◆ Material provided ◆
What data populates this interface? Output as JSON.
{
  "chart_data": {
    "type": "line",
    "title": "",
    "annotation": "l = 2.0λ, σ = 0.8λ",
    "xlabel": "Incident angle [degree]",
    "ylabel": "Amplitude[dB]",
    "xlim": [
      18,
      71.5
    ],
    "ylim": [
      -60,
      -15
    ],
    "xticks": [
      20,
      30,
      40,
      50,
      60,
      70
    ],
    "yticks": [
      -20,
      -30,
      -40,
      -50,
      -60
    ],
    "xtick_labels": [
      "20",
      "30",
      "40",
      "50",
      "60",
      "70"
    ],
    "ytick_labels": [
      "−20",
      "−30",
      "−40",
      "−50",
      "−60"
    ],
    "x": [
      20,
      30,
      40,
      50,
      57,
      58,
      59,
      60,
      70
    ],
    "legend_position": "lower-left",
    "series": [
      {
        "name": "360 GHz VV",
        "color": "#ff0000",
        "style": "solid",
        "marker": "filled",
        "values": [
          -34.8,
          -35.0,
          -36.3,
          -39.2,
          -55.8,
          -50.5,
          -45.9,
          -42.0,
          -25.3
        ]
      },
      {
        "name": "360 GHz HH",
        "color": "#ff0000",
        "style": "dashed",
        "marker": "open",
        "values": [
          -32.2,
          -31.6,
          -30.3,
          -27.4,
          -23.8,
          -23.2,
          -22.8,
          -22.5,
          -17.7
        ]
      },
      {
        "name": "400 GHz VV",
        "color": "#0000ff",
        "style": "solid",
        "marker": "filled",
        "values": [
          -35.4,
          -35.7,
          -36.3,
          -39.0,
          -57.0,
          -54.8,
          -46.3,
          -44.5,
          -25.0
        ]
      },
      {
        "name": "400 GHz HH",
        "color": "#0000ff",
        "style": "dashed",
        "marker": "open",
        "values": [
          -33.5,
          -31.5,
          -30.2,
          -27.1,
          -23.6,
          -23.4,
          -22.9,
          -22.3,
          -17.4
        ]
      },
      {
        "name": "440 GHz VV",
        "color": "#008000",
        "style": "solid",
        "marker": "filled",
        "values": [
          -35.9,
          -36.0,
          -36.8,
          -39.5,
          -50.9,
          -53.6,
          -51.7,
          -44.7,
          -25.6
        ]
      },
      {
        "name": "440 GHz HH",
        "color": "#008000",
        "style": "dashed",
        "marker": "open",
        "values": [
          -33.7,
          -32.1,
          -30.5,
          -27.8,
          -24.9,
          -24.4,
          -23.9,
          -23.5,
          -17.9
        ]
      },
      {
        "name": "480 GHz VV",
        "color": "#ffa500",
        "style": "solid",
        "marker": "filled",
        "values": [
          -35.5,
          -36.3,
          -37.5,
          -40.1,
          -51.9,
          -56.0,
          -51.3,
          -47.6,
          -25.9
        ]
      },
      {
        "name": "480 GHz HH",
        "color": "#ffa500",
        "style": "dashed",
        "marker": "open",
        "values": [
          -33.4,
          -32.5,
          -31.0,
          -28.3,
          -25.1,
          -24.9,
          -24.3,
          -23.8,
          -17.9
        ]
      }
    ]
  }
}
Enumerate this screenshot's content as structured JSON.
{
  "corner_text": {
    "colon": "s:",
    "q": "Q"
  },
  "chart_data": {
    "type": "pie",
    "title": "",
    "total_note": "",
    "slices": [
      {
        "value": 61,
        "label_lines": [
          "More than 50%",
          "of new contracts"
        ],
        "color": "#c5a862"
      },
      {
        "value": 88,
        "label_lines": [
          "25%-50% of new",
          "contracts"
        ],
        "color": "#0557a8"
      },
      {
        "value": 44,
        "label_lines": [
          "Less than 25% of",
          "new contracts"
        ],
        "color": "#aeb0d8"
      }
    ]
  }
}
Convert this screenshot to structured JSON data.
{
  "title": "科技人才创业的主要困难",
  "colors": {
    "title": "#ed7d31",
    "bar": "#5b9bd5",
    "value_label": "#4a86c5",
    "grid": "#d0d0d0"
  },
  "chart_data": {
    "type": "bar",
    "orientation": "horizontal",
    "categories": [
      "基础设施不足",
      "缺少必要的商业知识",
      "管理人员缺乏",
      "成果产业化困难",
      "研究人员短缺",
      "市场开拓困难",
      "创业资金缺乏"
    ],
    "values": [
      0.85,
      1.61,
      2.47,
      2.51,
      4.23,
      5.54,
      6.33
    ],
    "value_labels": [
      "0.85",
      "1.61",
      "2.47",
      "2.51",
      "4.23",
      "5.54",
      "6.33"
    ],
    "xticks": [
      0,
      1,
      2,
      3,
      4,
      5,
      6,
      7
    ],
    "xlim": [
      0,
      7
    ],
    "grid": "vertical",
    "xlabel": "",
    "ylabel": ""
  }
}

◆ Set task ◆
Copy all lines from the entries that contain the word "structured".

◆ Solution to this problem ◆
Enumerate this screenshot's content as structured JSON.
Convert this screenshot to structured JSON data.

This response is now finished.